• **Extract provided**
○ ○ ○ ○
An older woman with bright red hair twirls in the center of the frame. She wears a purple gown with matching elbow length gloves. She is seen fro, below, with a cloudy sky behind her.Joe Gallo, Tempest Storm, circa 2003/2005Credit: Joe Gallo

When I asked Joe Gallo how long he’s been making art, he asked me how far I’d like for him to go. “That goes pretty far back,” he said. 

Gallo was ten years old when he asked his uncle if he could borrow his camera. He never gave it back. 

From there, Gallo’s journey with self-taught photography grew. He liked the immediacy of the medium and having a different approach to making an image than, say, drawing or painting. 

Throughout his art career, he worked in advertising, design, and broadcast television, but he never stopped taking photographs. 

For his personal portfolio, his exploration of certain subjects led him to Cherish, a burlesque dancer who he remembers owned a bookstore in Logan Square and performed with an eight-foot python snake at the Beat Kitchen. 

Gallo’s original intention was to create a portrait series of carnival burlesque dancers. But soon he was wrapped into Cherish’s world and began to document performers across Chicago. By networking with the dancers, he learned about the Miss Exotic World Museum, located in Helendale, California, on a former chicken ranch in the middle of the Mojave Desert. 

Once a year, the museum hosted the Miss Exotic World Pageant, a three-day festival with workshops, dance classes, costume-making classes, and performances. 

Situated between Las Vegas and Los Angeles, in the hot 100-degree sun, it was a perfect middle ground for performers to meet up and dance. It would end up growing as a pilgrimage for burlesque dancers, where performers would take the stage well into their mature age.

Gallo photographed the performers with a more behind-the-scenes look—when they are reapplying makeup, or mid-twirl, or walking back toward their car with a suitcase. 

You can see these photographs at the Epiphany Center for the Arts in the West Loop, a former west-side church where the Black Panther operated its Free Breakfast for Children program and where Fred Hampton held his last meeting. Now it’s an events venue with free music, several galleries, and happy hour specials. The Center has been revitalized, featuring a saints and sinners theme throughout the space that invites the taboo and the sacred.
○ ○ ○ ○
• **Given information**
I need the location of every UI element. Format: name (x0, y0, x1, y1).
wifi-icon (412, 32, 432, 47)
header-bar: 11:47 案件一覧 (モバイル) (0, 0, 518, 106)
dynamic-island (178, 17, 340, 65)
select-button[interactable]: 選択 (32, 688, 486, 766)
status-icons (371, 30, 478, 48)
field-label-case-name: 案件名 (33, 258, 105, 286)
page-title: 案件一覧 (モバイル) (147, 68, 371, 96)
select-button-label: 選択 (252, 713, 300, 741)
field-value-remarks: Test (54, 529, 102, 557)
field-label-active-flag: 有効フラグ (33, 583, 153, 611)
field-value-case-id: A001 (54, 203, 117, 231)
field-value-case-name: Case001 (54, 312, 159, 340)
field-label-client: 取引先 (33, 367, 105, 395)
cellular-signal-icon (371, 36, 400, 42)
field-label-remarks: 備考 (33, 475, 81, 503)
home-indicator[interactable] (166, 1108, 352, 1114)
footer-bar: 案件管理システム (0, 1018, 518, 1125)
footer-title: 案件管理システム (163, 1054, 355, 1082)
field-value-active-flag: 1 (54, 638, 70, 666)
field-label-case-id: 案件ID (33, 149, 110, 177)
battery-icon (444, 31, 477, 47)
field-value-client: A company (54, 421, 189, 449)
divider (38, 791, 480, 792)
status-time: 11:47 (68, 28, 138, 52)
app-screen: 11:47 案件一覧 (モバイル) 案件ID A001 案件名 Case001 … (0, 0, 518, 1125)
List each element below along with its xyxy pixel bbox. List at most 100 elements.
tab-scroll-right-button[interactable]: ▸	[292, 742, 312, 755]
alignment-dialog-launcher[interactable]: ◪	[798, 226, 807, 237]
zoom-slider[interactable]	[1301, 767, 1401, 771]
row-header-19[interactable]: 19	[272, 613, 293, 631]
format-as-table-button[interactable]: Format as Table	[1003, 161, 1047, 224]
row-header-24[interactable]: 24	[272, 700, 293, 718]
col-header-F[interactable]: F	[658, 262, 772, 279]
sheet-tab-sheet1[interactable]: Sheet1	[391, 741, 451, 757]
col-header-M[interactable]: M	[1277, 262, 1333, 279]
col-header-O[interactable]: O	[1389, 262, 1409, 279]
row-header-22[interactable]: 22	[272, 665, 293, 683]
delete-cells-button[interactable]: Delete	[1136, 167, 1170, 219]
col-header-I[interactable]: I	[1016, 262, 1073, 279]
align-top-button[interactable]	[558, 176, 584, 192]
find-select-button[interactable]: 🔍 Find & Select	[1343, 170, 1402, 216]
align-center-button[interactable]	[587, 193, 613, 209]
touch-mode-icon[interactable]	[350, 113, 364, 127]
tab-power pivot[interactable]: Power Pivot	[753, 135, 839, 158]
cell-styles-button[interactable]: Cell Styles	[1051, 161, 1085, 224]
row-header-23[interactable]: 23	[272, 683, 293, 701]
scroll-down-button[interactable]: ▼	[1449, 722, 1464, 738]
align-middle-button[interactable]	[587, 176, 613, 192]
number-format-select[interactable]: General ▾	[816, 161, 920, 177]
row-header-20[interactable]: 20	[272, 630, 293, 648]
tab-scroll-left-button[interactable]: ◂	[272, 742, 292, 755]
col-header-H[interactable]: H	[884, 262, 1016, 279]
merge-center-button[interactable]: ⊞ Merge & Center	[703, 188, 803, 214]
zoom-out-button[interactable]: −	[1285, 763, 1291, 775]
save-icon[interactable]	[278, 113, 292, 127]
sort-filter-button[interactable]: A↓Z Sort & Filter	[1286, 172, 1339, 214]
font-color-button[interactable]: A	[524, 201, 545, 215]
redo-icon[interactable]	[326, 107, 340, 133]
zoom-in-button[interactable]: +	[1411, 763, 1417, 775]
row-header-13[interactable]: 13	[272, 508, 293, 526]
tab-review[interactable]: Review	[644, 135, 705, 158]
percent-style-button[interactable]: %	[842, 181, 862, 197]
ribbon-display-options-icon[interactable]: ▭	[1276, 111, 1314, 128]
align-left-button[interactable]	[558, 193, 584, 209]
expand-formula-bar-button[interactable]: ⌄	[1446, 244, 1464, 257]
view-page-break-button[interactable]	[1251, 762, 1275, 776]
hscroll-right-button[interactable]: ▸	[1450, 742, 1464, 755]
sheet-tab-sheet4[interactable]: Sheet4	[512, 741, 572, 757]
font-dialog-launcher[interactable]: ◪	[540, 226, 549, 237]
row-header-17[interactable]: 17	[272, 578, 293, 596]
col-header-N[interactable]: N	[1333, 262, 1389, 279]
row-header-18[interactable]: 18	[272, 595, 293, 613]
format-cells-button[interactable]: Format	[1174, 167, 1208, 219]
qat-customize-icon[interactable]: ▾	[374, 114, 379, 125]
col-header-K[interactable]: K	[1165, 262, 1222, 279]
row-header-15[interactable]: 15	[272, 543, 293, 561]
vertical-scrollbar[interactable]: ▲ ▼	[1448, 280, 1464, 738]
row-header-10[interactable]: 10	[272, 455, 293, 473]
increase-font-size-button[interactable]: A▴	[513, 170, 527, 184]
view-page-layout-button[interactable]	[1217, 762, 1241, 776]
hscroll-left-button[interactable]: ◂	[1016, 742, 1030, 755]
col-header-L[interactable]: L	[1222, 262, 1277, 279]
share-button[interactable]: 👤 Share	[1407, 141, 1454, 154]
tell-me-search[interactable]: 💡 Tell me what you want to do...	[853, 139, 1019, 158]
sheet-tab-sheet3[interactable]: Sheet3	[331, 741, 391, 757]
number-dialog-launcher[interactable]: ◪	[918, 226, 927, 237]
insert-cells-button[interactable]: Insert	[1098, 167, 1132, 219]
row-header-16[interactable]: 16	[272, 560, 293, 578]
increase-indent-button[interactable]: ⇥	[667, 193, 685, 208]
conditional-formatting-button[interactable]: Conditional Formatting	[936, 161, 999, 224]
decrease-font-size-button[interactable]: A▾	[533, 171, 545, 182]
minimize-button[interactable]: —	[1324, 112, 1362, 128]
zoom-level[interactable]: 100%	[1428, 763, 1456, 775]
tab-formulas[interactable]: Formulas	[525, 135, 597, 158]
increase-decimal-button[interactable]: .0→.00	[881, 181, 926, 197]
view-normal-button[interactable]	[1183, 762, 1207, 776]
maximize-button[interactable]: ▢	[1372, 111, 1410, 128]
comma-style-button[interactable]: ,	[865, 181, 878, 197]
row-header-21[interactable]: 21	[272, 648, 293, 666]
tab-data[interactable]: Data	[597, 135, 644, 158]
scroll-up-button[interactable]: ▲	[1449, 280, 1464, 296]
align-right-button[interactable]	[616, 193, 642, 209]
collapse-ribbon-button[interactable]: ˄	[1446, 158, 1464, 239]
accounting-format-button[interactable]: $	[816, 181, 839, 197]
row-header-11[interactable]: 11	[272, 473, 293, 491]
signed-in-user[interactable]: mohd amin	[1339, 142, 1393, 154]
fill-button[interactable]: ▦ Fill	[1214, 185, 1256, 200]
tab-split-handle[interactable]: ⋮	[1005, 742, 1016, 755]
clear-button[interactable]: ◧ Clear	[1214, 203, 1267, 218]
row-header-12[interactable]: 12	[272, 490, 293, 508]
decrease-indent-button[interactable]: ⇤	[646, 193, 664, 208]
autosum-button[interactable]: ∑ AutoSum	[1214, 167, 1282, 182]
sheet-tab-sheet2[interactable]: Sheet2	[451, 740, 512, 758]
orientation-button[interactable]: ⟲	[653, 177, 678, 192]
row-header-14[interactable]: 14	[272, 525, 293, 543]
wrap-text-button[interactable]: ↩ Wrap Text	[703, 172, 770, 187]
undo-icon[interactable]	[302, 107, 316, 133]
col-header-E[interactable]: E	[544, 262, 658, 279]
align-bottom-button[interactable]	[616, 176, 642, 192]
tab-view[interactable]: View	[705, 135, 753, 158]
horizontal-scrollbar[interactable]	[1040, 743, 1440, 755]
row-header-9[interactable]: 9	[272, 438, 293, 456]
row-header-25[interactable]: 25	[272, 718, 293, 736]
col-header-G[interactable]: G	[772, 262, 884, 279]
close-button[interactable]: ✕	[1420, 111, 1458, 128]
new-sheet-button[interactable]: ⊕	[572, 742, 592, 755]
○ ○ ○ ○
• **The exercise**
According to the piece on Joe Gallo's burlesque photographs, where was the Miss Exotic World Museum located? The entries have no connection to the text.

• **Correct answer**
It was in Helendale, California, on a former chicken ranch in the middle of the Mojave Desert.